• **Given instruction**: Locate each line in the data that contains the string "down", and copy those lines.

• **Data in this exercise**:
--------------------

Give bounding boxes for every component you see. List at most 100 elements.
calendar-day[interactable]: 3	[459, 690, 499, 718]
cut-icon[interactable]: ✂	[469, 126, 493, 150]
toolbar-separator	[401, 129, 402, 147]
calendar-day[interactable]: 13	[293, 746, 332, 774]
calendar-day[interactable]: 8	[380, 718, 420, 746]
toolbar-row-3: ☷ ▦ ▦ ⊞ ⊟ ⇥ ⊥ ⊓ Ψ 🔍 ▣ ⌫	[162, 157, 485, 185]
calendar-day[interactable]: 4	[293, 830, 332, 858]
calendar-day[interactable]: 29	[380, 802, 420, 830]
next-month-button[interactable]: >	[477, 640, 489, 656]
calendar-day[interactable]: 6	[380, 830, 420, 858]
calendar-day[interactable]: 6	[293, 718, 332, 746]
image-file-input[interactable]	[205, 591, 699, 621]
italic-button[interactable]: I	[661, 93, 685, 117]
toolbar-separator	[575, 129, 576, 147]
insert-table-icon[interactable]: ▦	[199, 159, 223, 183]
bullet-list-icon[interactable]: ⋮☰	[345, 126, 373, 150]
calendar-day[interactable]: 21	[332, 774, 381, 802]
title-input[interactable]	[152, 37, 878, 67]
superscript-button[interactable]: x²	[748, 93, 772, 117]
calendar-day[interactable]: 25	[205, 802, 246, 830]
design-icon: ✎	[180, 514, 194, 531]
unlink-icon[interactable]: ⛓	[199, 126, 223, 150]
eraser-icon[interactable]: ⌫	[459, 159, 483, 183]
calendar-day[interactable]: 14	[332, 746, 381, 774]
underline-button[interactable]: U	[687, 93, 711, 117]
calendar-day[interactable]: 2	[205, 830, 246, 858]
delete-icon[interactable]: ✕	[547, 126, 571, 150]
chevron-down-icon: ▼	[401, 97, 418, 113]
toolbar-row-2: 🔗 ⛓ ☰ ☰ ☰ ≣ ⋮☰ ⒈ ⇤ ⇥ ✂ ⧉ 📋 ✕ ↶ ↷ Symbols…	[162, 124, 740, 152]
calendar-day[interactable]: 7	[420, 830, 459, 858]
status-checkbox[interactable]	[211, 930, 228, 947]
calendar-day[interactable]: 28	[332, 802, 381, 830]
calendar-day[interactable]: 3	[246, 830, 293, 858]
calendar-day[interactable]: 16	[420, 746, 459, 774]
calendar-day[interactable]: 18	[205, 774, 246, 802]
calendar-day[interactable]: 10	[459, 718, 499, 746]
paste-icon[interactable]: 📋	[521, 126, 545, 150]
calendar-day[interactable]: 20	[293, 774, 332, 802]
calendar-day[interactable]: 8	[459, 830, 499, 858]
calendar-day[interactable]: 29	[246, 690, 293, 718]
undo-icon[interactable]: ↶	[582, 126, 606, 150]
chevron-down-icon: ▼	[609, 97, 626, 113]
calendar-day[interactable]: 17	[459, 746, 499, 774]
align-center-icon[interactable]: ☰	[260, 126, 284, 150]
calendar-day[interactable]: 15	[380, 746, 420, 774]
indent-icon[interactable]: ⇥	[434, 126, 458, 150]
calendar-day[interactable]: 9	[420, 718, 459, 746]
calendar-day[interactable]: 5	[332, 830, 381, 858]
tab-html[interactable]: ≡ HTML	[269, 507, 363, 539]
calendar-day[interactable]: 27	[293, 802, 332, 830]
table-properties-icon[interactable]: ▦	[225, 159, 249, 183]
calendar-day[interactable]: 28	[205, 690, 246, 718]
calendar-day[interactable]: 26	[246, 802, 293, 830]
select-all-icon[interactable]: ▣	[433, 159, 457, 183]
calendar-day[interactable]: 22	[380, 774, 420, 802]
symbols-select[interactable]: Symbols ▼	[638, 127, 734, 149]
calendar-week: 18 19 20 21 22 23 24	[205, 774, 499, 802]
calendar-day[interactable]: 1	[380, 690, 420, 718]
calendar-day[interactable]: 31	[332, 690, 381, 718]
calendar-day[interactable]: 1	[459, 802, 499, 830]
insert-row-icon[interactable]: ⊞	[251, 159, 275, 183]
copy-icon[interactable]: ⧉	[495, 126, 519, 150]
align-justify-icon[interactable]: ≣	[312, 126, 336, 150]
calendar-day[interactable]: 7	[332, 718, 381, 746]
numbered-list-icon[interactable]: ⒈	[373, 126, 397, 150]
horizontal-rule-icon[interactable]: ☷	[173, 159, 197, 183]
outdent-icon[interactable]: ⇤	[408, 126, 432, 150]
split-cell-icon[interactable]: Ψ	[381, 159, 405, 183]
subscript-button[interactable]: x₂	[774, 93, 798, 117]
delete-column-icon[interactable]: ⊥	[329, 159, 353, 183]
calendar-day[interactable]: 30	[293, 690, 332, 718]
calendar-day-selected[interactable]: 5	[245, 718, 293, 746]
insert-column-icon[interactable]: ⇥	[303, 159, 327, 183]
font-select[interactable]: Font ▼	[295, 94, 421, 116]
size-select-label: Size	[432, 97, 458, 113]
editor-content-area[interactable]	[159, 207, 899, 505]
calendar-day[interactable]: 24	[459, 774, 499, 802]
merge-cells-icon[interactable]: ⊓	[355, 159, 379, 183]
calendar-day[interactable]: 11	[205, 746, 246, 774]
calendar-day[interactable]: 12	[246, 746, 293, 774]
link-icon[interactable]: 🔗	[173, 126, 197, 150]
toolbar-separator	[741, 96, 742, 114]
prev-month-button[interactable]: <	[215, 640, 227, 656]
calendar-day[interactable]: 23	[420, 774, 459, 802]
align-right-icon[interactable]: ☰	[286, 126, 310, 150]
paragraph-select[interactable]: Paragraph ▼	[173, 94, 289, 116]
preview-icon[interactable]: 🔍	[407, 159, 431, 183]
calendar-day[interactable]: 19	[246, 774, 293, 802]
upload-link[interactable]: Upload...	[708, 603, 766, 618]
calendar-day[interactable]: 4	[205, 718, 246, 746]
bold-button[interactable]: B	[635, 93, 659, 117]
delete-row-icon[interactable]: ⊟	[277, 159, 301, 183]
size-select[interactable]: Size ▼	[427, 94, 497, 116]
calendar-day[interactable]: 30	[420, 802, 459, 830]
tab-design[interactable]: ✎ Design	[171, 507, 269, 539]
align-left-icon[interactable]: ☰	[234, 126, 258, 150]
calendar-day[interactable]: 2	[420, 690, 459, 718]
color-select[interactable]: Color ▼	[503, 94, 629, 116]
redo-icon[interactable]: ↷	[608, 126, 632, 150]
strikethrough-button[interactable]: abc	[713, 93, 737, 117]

--------------------

• **The result**:
chevron-down-icon: ▼	[401, 97, 418, 113]
chevron-down-icon: ▼	[609, 97, 626, 113]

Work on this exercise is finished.